Texte fourni:
+ + + + +
JSA (Joint Security Area) : frontières interdites
Inédit en salles, JSA marqua la révélation, au début de la nouvelle vague coréenne, d’un esthète de génie nommé Park Chan-wook. Vingt ans après, le film n’a jamais paru aussi actuel.
Commençons par rétablir les faits : non, Joint Security Area, ou JSA comme on l’appelle plus communément, n’est pas inédit en France. Sorti en 2000 en Corée du Sud, le troisième film de Park Chan-wook a eu droit à une sortie chez CTV dans un beau digipack 2 DVD, encore trouvable d’occasion et rempli de bonus. Près de 20 ans plus tard, son retour sur grand écran en version restaurée 4K permet toutefois de souligner l’importance d’un long-métrage ayant permis l’éclosion d’un des meilleurs metteurs en scène de la péninsule, et constituant un marqueur-clé dans l’explosion du cinéma sud-coréen sur la scène internationale. L’actualité récente du rapprochement entre les deux Nations, ainsi que la rencontre entre Trump et Kim Jong-un, a également conféré par inadvertance une résonance brûlante à un film n’ayant jamais paru aussi actuel.
+ + + + +
Enregistrements d'éléments et de coordonnées
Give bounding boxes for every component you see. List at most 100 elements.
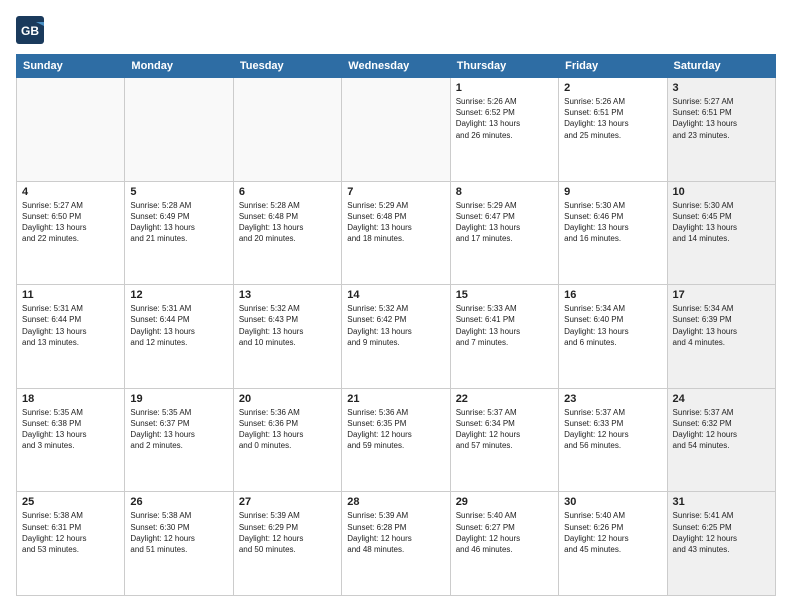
week-row-1: 1 Sunrise: 5:26 AM Sunset: 6:52 PM Daylig… [17, 78, 776, 182]
day-info: Sunrise: 5:39 AM Sunset: 6:29 PM Dayligh… [239, 510, 336, 555]
day-number: 15 [456, 289, 553, 301]
day-number: 5 [130, 186, 227, 198]
day-number: 12 [130, 289, 227, 301]
day-number: 1 [456, 82, 553, 94]
day-info: Sunrise: 5:26 AM Sunset: 6:52 PM Dayligh… [456, 96, 553, 141]
calendar-cell: 9Sunrise: 5:30 AM Sunset: 6:46 PM Daylig… [559, 181, 667, 285]
calendar-table: SundayMondayTuesdayWednesdayThursdayFrid… [16, 54, 776, 596]
calendar-cell: 18 Sunrise: 5:35 AM Sunset: 6:38 PM Dayli… [17, 388, 125, 492]
calendar-cell: 17Sunrise: 5:34 AM Sunset: 6:39 PM Dayli… [667, 285, 775, 389]
day-header-thursday: Thursday [450, 55, 558, 78]
day-info: Sunrise: 5:37 AM Sunset: 6:34 PM Dayligh… [456, 407, 553, 452]
day-number: 14 [347, 289, 444, 301]
day-number: 16 [564, 289, 661, 301]
day-number: 6 [239, 186, 336, 198]
day-number: 22 [456, 393, 553, 405]
day-number: 19 [130, 393, 227, 405]
day-info: Sunrise: 5:39 AM Sunset: 6:28 PM Dayligh… [347, 510, 444, 555]
day-info: Sunrise: 5:34 AM Sunset: 6:39 PM Dayligh… [673, 303, 770, 348]
day-info: Sunrise: 5:37 AM Sunset: 6:32 PM Dayligh… [673, 407, 770, 452]
calendar-cell: 11Sunrise: 5:31 AM Sunset: 6:44 PM Dayli… [17, 285, 125, 389]
day-info: Sunrise: 5:29 AM Sunset: 6:47 PM Dayligh… [456, 200, 553, 245]
calendar-cell [233, 78, 341, 182]
day-info: Sunrise: 5:38 AM Sunset: 6:31 PM Dayligh… [22, 510, 119, 555]
day-header-wednesday: Wednesday [342, 55, 450, 78]
day-info: Sunrise: 5:32 AM Sunset: 6:42 PM Dayligh… [347, 303, 444, 348]
day-number: 7 [347, 186, 444, 198]
calendar-cell: 22 Sunrise: 5:37 AM Sunset: 6:34 PM Dayli… [450, 388, 558, 492]
calendar-cell: 8 Sunrise: 5:29 AM Sunset: 6:47 PM Daylig… [450, 181, 558, 285]
day-info: Sunrise: 5:35 AM Sunset: 6:38 PM Dayligh… [22, 407, 119, 452]
day-info: Sunrise: 5:38 AM Sunset: 6:30 PM Dayligh… [130, 510, 227, 555]
day-number: 2 [564, 82, 661, 94]
calendar-cell: 29 Sunrise: 5:40 AM Sunset: 6:27 PM Dayli… [450, 492, 558, 596]
calendar-cell: 13 Sunrise: 5:32 AM Sunset: 6:43 PM Dayli… [233, 285, 341, 389]
day-info: Sunrise: 5:27 AM Sunset: 6:50 PM Dayligh… [22, 200, 119, 245]
calendar-cell: 25 Sunrise: 5:38 AM Sunset: 6:31 PM Dayli… [17, 492, 125, 596]
day-number: 18 [22, 393, 119, 405]
day-info: Sunrise: 5:29 AM Sunset: 6:48 PM Dayligh… [347, 200, 444, 245]
day-number: 31 [673, 496, 770, 508]
day-number: 20 [239, 393, 336, 405]
calendar-cell: 23 Sunrise: 5:37 AM Sunset: 6:33 PM Dayli… [559, 388, 667, 492]
calendar-cell [125, 78, 233, 182]
day-info: Sunrise: 5:36 AM Sunset: 6:36 PM Dayligh… [239, 407, 336, 452]
day-header-saturday: Saturday [667, 55, 775, 78]
calendar-cell: 21 Sunrise: 5:36 AM Sunset: 6:35 PM Dayli… [342, 388, 450, 492]
day-info: Sunrise: 5:35 AM Sunset: 6:37 PM Dayligh… [130, 407, 227, 452]
calendar-cell [17, 78, 125, 182]
day-number: 29 [456, 496, 553, 508]
calendar-cell: 31Sunrise: 5:41 AM Sunset: 6:25 PM Dayli… [667, 492, 775, 596]
calendar-cell: 3 Sunrise: 5:27 AM Sunset: 6:51 PM Daylig… [667, 78, 775, 182]
day-number: 4 [22, 186, 119, 198]
calendar-cell: 1 Sunrise: 5:26 AM Sunset: 6:52 PM Daylig… [450, 78, 558, 182]
day-info: Sunrise: 5:28 AM Sunset: 6:49 PM Dayligh… [130, 200, 227, 245]
day-info: Sunrise: 5:28 AM Sunset: 6:48 PM Dayligh… [239, 200, 336, 245]
calendar-cell: 27 Sunrise: 5:39 AM Sunset: 6:29 PM Dayli… [233, 492, 341, 596]
day-info: Sunrise: 5:40 AM Sunset: 6:27 PM Dayligh… [456, 510, 553, 555]
calendar-cell: 6 Sunrise: 5:28 AM Sunset: 6:48 PM Daylig… [233, 181, 341, 285]
calendar-cell: 5 Sunrise: 5:28 AM Sunset: 6:49 PM Daylig… [125, 181, 233, 285]
calendar-cell: 14 Sunrise: 5:32 AM Sunset: 6:42 PM Dayli… [342, 285, 450, 389]
calendar-cell: 26Sunrise: 5:38 AM Sunset: 6:30 PM Dayli… [125, 492, 233, 596]
day-header-monday: Monday [125, 55, 233, 78]
calendar-cell: 19 Sunrise: 5:35 AM Sunset: 6:37 PM Dayli… [125, 388, 233, 492]
logo-icon: GB [16, 16, 44, 44]
day-info: Sunrise: 5:31 AM Sunset: 6:44 PM Dayligh… [130, 303, 227, 348]
week-row-2: 4 Sunrise: 5:27 AM Sunset: 6:50 PM Daylig… [17, 181, 776, 285]
header-row: SundayMondayTuesdayWednesdayThursdayFrid… [17, 55, 776, 78]
day-info: Sunrise: 5:34 AM Sunset: 6:40 PM Dayligh… [564, 303, 661, 348]
week-row-5: 25 Sunrise: 5:38 AM Sunset: 6:31 PM Dayli… [17, 492, 776, 596]
day-header-sunday: Sunday [17, 55, 125, 78]
day-info: Sunrise: 5:32 AM Sunset: 6:43 PM Dayligh… [239, 303, 336, 348]
day-number: 23 [564, 393, 661, 405]
day-info: Sunrise: 5:36 AM Sunset: 6:35 PM Dayligh… [347, 407, 444, 452]
calendar-cell: 20 Sunrise: 5:36 AM Sunset: 6:36 PM Dayli… [233, 388, 341, 492]
day-number: 3 [673, 82, 770, 94]
calendar-cell: 28 Sunrise: 5:39 AM Sunset: 6:28 PM Dayli… [342, 492, 450, 596]
day-number: 25 [22, 496, 119, 508]
calendar-cell: 24 Sunrise: 5:37 AM Sunset: 6:32 PM Dayli… [667, 388, 775, 492]
day-number: 28 [347, 496, 444, 508]
day-info: Sunrise: 5:33 AM Sunset: 6:41 PM Dayligh… [456, 303, 553, 348]
day-info: Sunrise: 5:27 AM Sunset: 6:51 PM Dayligh… [673, 96, 770, 141]
day-header-tuesday: Tuesday [233, 55, 341, 78]
week-row-3: 11Sunrise: 5:31 AM Sunset: 6:44 PM Dayli… [17, 285, 776, 389]
day-number: 8 [456, 186, 553, 198]
day-number: 24 [673, 393, 770, 405]
day-info: Sunrise: 5:37 AM Sunset: 6:33 PM Dayligh… [564, 407, 661, 452]
day-number: 21 [347, 393, 444, 405]
logo: GB [16, 16, 48, 44]
calendar-cell: 10Sunrise: 5:30 AM Sunset: 6:45 PM Dayli… [667, 181, 775, 285]
calendar-cell: 12 Sunrise: 5:31 AM Sunset: 6:44 PM Dayli… [125, 285, 233, 389]
day-number: 13 [239, 289, 336, 301]
day-number: 30 [564, 496, 661, 508]
calendar-cell [342, 78, 450, 182]
svg-text:GB: GB [21, 24, 39, 38]
day-number: 10 [673, 186, 770, 198]
day-header-friday: Friday [559, 55, 667, 78]
day-number: 27 [239, 496, 336, 508]
calendar-cell: 30Sunrise: 5:40 AM Sunset: 6:26 PM Dayli… [559, 492, 667, 596]
page: GB SundayMondayTuesdayWednesdayThursdayF… [0, 0, 792, 612]
week-row-4: 18 Sunrise: 5:35 AM Sunset: 6:38 PM Dayli… [17, 388, 776, 492]
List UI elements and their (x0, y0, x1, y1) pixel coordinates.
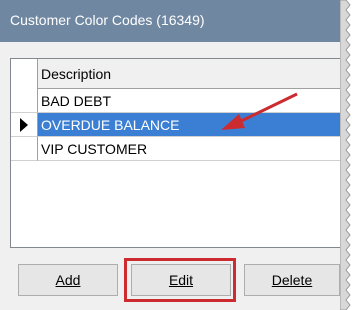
edit-button-highlight (124, 258, 236, 302)
window-title: Customer Color Codes (16349) (10, 12, 205, 28)
description-column-header[interactable]: Description (38, 59, 347, 89)
color-codes-grid: Description BAD DEBT OVERDUE BALANCE VIP… (10, 58, 347, 248)
add-button[interactable]: Add (18, 264, 118, 296)
row-indicator (11, 89, 38, 113)
grid-row-vip-customer[interactable]: VIP CUSTOMER (11, 137, 347, 161)
row-indicator (11, 113, 38, 137)
annotation-arrow-icon (221, 92, 298, 130)
row-indicator-header (11, 59, 38, 89)
grid-header-row: Description (11, 59, 347, 89)
row-description[interactable]: VIP CUSTOMER (38, 137, 347, 161)
row-indicator (11, 137, 38, 161)
title-bar: Customer Color Codes (16349) (0, 0, 346, 42)
torn-edge (340, 0, 351, 310)
current-row-caret-icon (20, 118, 28, 132)
delete-button[interactable]: Delete (244, 264, 340, 296)
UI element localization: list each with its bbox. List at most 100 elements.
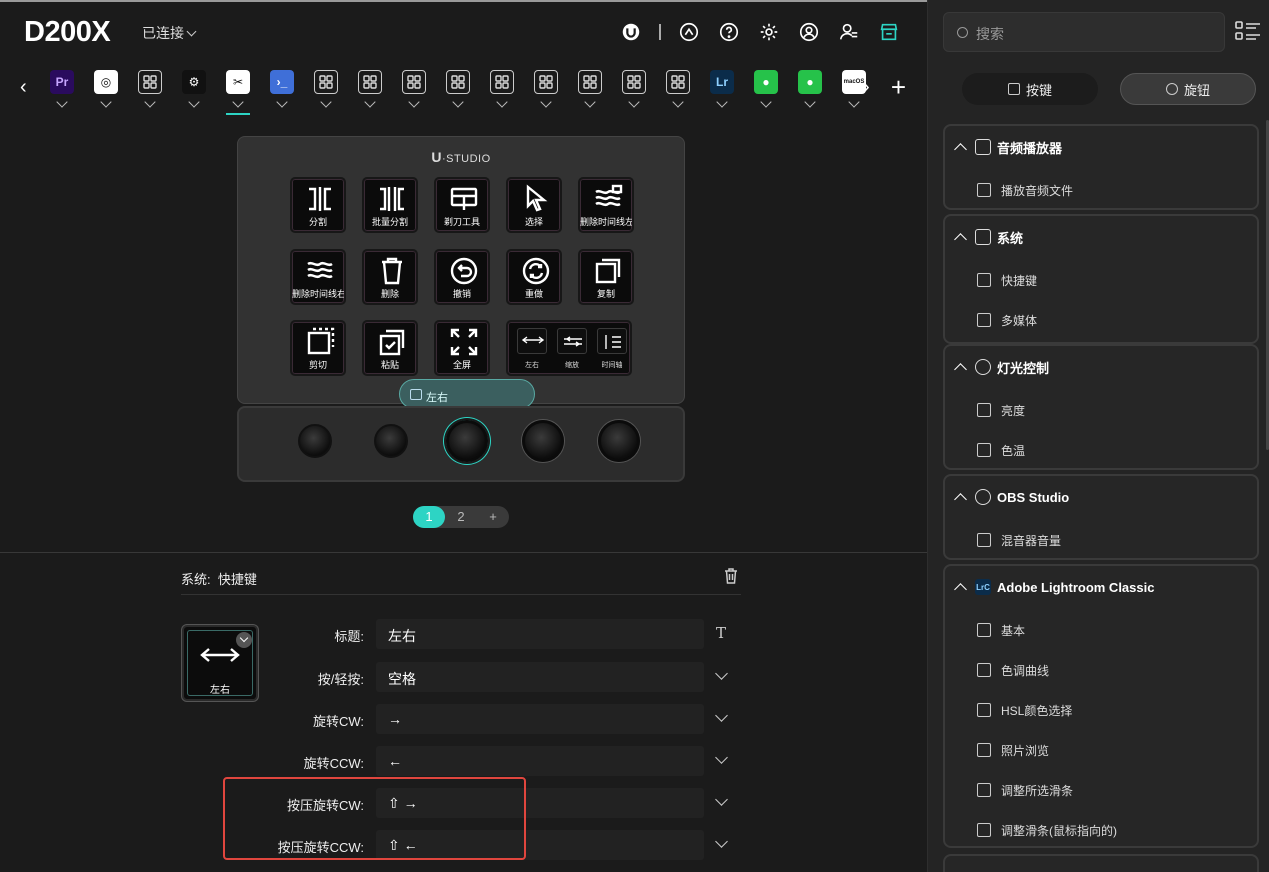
chevron-down-icon[interactable] <box>672 96 684 108</box>
chevron-down-icon[interactable] <box>716 96 728 108</box>
page-1-button[interactable]: 1 <box>413 506 445 528</box>
action-item[interactable]: 调整滑条(鼠标指向的) <box>977 820 1117 840</box>
chevron-down-icon[interactable] <box>628 96 640 108</box>
action-item[interactable]: 亮度 <box>977 400 1025 420</box>
key-batch[interactable]: 批量分割 <box>362 177 418 233</box>
chevron-down-icon[interactable] <box>712 793 730 811</box>
app-profile-grid7[interactable] <box>524 70 568 118</box>
search-box[interactable]: 搜索 <box>943 12 1225 52</box>
chevron-down-icon[interactable] <box>276 96 288 108</box>
collapse-icon[interactable] <box>954 143 967 156</box>
key-redo[interactable]: 重做 <box>506 249 562 305</box>
chevron-down-icon[interactable] <box>232 96 244 108</box>
app-profile-grid2[interactable] <box>304 70 348 118</box>
knob-2[interactable] <box>374 424 408 458</box>
knob-3[interactable] <box>446 420 488 462</box>
action-item[interactable]: 基本 <box>977 620 1025 640</box>
action-item[interactable]: HSL颜色选择 <box>977 700 1072 720</box>
action-item[interactable]: 播放音频文件 <box>977 180 1073 200</box>
key-waves[interactable]: 删除时间线左 <box>578 177 634 233</box>
action-item[interactable]: 多媒体 <box>977 310 1037 330</box>
chevron-down-icon[interactable] <box>320 96 332 108</box>
list-view-icon[interactable] <box>1235 20 1261 42</box>
add-page-button[interactable]: + <box>477 506 509 528</box>
tab-knobs[interactable]: 旋钮 <box>1120 73 1256 105</box>
chevron-down-icon[interactable] <box>408 96 420 108</box>
app-profile-wechat2[interactable]: ● <box>788 70 832 118</box>
action-item[interactable]: 色温 <box>977 440 1025 460</box>
scroll-right-icon[interactable]: › <box>863 76 870 99</box>
app-profile-terminal[interactable]: ›_ <box>260 70 304 118</box>
connection-dropdown[interactable]: 已连接 <box>142 23 197 43</box>
app-profile-grid8[interactable] <box>568 70 612 118</box>
search-input[interactable]: 搜索 <box>976 24 1004 44</box>
key-copy[interactable]: 复制 <box>578 249 634 305</box>
knob-group-key[interactable]: 左右 缩放 时间轴 <box>506 320 632 376</box>
action-item[interactable]: 混音器音量 <box>977 530 1061 550</box>
chevron-down-icon[interactable] <box>712 667 730 685</box>
action-item[interactable]: 快捷键 <box>977 270 1037 290</box>
chevron-down-icon[interactable] <box>496 96 508 108</box>
add-profile-button[interactable]: + <box>891 72 906 103</box>
app-profile-davinci[interactable]: ◎ <box>84 70 128 118</box>
collapse-icon[interactable] <box>954 233 967 246</box>
key-cut[interactable]: 剪切 <box>290 320 346 376</box>
chevron-down-icon[interactable] <box>364 96 376 108</box>
group-header[interactable]: 音频播放器 <box>953 138 1062 156</box>
account-icon[interactable] <box>789 18 829 46</box>
group-header[interactable]: LrC Adobe Lightroom Classic <box>953 578 1154 596</box>
chevron-down-icon[interactable] <box>540 96 552 108</box>
chevron-down-icon[interactable] <box>848 96 860 108</box>
app-profile-lightroom[interactable]: Lr <box>700 70 744 118</box>
app-profile-premiere[interactable]: Pr <box>40 70 84 118</box>
field-value[interactable]: ← <box>376 746 704 776</box>
plugin-icon[interactable] <box>669 18 709 46</box>
key-paste[interactable]: 粘贴 <box>362 320 418 376</box>
app-profile-gear[interactable]: ⚙ <box>172 70 216 118</box>
app-profile-grid6[interactable] <box>480 70 524 118</box>
knob-4[interactable] <box>522 420 564 462</box>
app-profile-capcut[interactable]: ✂ <box>216 70 260 118</box>
chevron-down-icon[interactable] <box>584 96 596 108</box>
gear-icon[interactable] <box>749 18 789 46</box>
app-profile-grid4[interactable] <box>392 70 436 118</box>
chevron-down-icon[interactable] <box>712 835 730 853</box>
action-item[interactable]: 色调曲线 <box>977 660 1049 680</box>
collapse-icon[interactable] <box>954 363 967 376</box>
community-icon[interactable] <box>829 18 869 46</box>
action-item[interactable]: 照片浏览 <box>977 740 1049 760</box>
field-value[interactable]: → <box>376 704 704 734</box>
action-item[interactable]: 调整所选滑条 <box>977 780 1073 800</box>
knob-5[interactable] <box>598 420 640 462</box>
text-format-icon[interactable]: T <box>712 624 730 642</box>
chevron-down-icon[interactable] <box>712 709 730 727</box>
chevron-down-icon[interactable] <box>804 96 816 108</box>
group-header[interactable]: 系统 <box>953 228 1023 246</box>
app-profile-grid10[interactable] <box>656 70 700 118</box>
group-header[interactable]: OBS Studio <box>953 488 1069 506</box>
chevron-down-icon[interactable] <box>452 96 464 108</box>
key-split[interactable]: 分割 <box>290 177 346 233</box>
trash-icon[interactable] <box>723 567 739 585</box>
collapse-icon[interactable] <box>954 493 967 506</box>
chevron-down-icon[interactable] <box>100 96 112 108</box>
ulanzi-logo-icon[interactable] <box>611 18 651 46</box>
app-profile-grid5[interactable] <box>436 70 480 118</box>
chevron-down-icon[interactable] <box>144 96 156 108</box>
key-undo[interactable]: 撤销 <box>434 249 490 305</box>
app-profile-grid1[interactable] <box>128 70 172 118</box>
help-icon[interactable] <box>709 18 749 46</box>
key-razor[interactable]: 剃刀工具 <box>434 177 490 233</box>
chevron-down-icon[interactable] <box>188 96 200 108</box>
app-profile-grid9[interactable] <box>612 70 656 118</box>
key-waves2[interactable]: 删除时间线右 <box>290 249 346 305</box>
chevron-down-icon[interactable] <box>56 96 68 108</box>
chevron-down-icon[interactable] <box>712 751 730 769</box>
key-trash[interactable]: 删除 <box>362 249 418 305</box>
field-value[interactable]: 左右 <box>376 619 704 649</box>
chevron-down-icon[interactable] <box>760 96 772 108</box>
app-profile-wechat1[interactable]: ● <box>744 70 788 118</box>
scroll-left-icon[interactable]: ‹ <box>20 76 27 99</box>
store-icon[interactable] <box>869 18 909 46</box>
field-value[interactable]: 空格 <box>376 662 704 692</box>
+ + + + +
Consigne A:
D'après le texte sur le film JSA, pourquoi ce long-métrage n'a-t-il jamais paru aussi actuel ? Répondez en une à trois phrases.
Consigne B:
Poursuivez le texte sur le film JSA à partir de sa dernière phrase.

Réponse A:
Le rapprochement récent entre les deux Nations et la rencontre entre Trump et Kim Jong-un ont conféré par inadvertance une résonance brûlante au film.

Réponse B:
Au tournant du XXe siècle, le pays du Matin Calme, qui sur grand écran ne va plus le rester très longtemps, se découvre une passion pour sa production locale, ce qui va enclencher une dynamique créative rétrospectivement éblouissante. En 1999, le film d’espionnage Shiri triomphe au box-office, devenant le film coréen le plus vu de l’Histoire. La couronne mettra peu de temps à changer de main, puisqu’en 2000, c’est JSA qui raflera ce record. Dans les deux cas, les films investissent le territoire de la fiction militarisée et le thème de la fracture entre les deux Corées. Park Chan-wook troque néanmoins les attributs du film d’action caricatural de Kang Je-gyu contre un complexe de caractère, constatant une impossible réconciliation entre deux peuples par le prisme d’une tragique histoire d’amitié se déroulant à l’endroit le plus symbolique qui soit : la zone « démilitarisée » servant de frontière entre deux pays séparés depuis 1953.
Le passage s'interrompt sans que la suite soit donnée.